# Exercise:
Using the records provided below, locate and copy each line that contains the word "Translation".

[Data entries]
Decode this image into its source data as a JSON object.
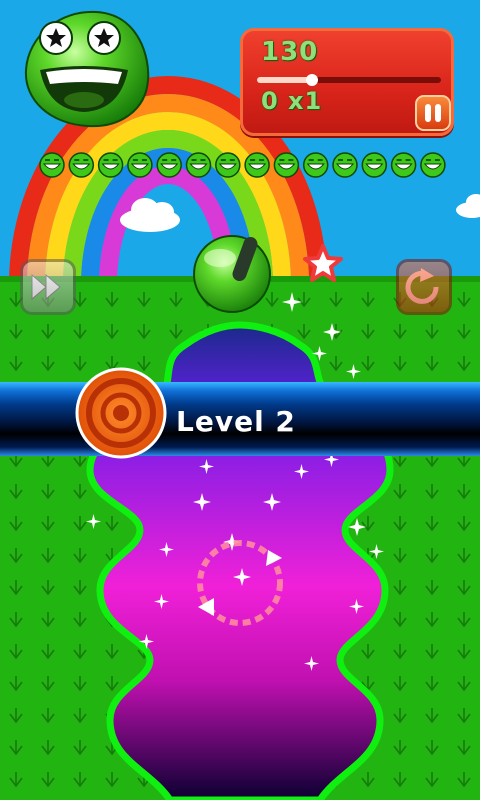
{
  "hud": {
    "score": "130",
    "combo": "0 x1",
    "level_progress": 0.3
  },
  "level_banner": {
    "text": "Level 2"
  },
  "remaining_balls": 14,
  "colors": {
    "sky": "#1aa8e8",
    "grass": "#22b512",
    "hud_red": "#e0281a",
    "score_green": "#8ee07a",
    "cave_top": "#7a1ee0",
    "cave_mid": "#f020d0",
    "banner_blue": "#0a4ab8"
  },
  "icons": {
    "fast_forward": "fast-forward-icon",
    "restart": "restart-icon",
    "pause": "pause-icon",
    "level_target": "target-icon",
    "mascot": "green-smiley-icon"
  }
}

* * *

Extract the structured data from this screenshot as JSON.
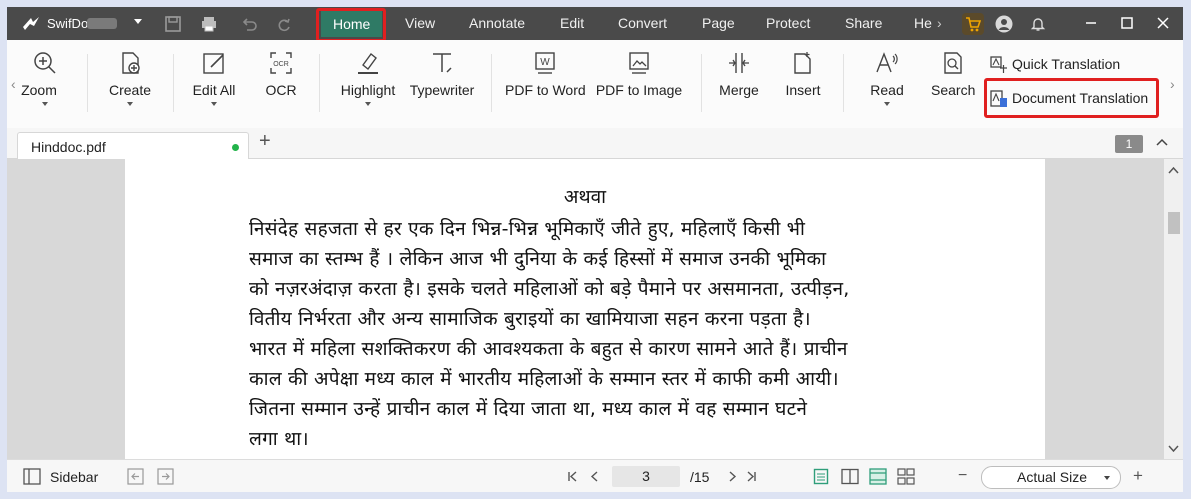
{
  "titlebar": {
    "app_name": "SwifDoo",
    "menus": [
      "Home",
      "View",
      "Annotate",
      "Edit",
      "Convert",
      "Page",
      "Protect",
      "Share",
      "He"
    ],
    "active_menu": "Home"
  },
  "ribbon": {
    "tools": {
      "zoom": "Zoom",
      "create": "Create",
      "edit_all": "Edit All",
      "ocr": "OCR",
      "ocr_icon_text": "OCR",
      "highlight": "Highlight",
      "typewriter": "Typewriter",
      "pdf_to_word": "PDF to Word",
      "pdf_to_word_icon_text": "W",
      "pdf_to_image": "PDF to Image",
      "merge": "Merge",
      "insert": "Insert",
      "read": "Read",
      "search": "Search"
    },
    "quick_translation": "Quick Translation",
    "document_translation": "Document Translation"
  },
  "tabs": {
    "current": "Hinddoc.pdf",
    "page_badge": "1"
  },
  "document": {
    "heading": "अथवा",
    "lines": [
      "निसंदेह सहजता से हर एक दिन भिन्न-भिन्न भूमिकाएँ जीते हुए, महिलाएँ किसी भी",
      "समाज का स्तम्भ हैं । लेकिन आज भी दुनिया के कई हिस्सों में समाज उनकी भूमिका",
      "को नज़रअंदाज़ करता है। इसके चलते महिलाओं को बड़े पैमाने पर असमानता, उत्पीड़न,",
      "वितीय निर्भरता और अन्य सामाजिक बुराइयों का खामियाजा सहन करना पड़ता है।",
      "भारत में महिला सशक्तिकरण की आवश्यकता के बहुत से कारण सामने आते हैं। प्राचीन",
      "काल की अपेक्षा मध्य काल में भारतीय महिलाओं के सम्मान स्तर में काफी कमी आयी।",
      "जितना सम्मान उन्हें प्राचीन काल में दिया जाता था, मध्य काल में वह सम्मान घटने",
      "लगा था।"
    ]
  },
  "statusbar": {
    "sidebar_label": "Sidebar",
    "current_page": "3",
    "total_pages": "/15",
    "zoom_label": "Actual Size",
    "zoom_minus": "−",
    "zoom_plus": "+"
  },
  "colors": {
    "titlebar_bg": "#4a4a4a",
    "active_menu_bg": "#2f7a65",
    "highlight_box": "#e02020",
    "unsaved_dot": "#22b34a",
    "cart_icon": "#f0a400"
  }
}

# Response:
    "quick_translation": "Quick Translation",
    "document_translation": "Document Translation"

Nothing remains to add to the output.